**Goal**
Give the listing below again in full, exactly as written.

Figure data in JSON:
[START]

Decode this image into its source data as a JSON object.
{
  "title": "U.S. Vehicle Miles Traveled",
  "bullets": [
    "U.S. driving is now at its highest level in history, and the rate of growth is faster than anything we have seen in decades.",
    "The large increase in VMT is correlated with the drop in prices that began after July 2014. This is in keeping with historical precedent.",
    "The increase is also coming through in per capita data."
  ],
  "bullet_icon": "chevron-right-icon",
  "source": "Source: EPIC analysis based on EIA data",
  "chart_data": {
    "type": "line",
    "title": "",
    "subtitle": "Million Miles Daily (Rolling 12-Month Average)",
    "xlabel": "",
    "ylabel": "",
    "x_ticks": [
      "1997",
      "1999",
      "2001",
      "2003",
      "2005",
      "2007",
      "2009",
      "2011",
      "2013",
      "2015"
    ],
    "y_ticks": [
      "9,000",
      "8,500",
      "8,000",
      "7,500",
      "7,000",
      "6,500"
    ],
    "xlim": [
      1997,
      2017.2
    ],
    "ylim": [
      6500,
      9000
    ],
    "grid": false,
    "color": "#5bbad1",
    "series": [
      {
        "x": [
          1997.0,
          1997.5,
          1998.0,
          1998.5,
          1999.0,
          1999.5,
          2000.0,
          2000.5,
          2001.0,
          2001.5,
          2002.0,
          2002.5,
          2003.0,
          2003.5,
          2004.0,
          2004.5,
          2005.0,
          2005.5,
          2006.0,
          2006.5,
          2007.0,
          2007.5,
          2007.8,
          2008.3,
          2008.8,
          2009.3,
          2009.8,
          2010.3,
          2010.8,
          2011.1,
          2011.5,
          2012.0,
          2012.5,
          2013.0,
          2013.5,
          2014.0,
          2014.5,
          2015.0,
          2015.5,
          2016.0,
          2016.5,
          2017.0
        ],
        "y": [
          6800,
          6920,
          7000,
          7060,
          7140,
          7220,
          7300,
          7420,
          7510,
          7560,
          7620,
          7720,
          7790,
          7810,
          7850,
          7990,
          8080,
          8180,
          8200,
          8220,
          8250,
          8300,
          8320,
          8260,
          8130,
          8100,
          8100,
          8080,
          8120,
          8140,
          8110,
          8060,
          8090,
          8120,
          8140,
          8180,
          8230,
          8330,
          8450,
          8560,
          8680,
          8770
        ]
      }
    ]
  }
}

[END]

**Exercise answer**
Decode this image into its source data as a JSON object.
{
  "title": "U.S. Vehicle Miles Traveled",
  "bullets": [
    "U.S. driving is now at its highest level in history, and the rate of growth is faster than anything we have seen in decades.",
    "The large increase in VMT is correlated with the drop in prices that began after July 2014. This is in keeping with historical precedent.",
    "The increase is also coming through in per capita data."
  ],
  "bullet_icon": "chevron-right-icon",
  "source": "Source: EPIC analysis based on EIA data",
  "chart_data": {
    "type": "line",
    "title": "",
    "subtitle": "Million Miles Daily (Rolling 12-Month Average)",
    "xlabel": "",
    "ylabel": "",
    "x_ticks": [
      "1997",
      "1999",
      "2001",
      "2003",
      "2005",
      "2007",
      "2009",
      "2011",
      "2013",
      "2015"
    ],
    "y_ticks": [
      "9,000",
      "8,500",
      "8,000",
      "7,500",
      "7,000",
      "6,500"
    ],
    "xlim": [
      1997,
      2017.2
    ],
    "ylim": [
      6500,
      9000
    ],
    "grid": false,
    "color": "#5bbad1",
    "series": [
      {
        "x": [
          1997.0,
          1997.5,
          1998.0,
          1998.5,
          1999.0,
          1999.5,
          2000.0,
          2000.5,
          2001.0,
          2001.5,
          2002.0,
          2002.5,
          2003.0,
          2003.5,
          2004.0,
          2004.5,
          2005.0,
          2005.5,
          2006.0,
          2006.5,
          2007.0,
          2007.5,
          2007.8,
          2008.3,
          2008.8,
          2009.3,
          2009.8,
          2010.3,
          2010.8,
          2011.1,
          2011.5,
          2012.0,
          2012.5,
          2013.0,
          2013.5,
          2014.0,
          2014.5,
          2015.0,
          2015.5,
          2016.0,
          2016.5,
          2017.0
        ],
        "y": [
          6800,
          6920,
          7000,
          7060,
          7140,
          7220,
          7300,
          7420,
          7510,
          7560,
          7620,
          7720,
          7790,
          7810,
          7850,
          7990,
          8080,
          8180,
          8200,
          8220,
          8250,
          8300,
          8320,
          8260,
          8130,
          8100,
          8100,
          8080,
          8120,
          8140,
          8110,
          8060,
          8090,
          8120,
          8140,
          8180,
          8230,
          8330,
          8450,
          8560,
          8680,
          8770
        ]
      }
    ]
  }
}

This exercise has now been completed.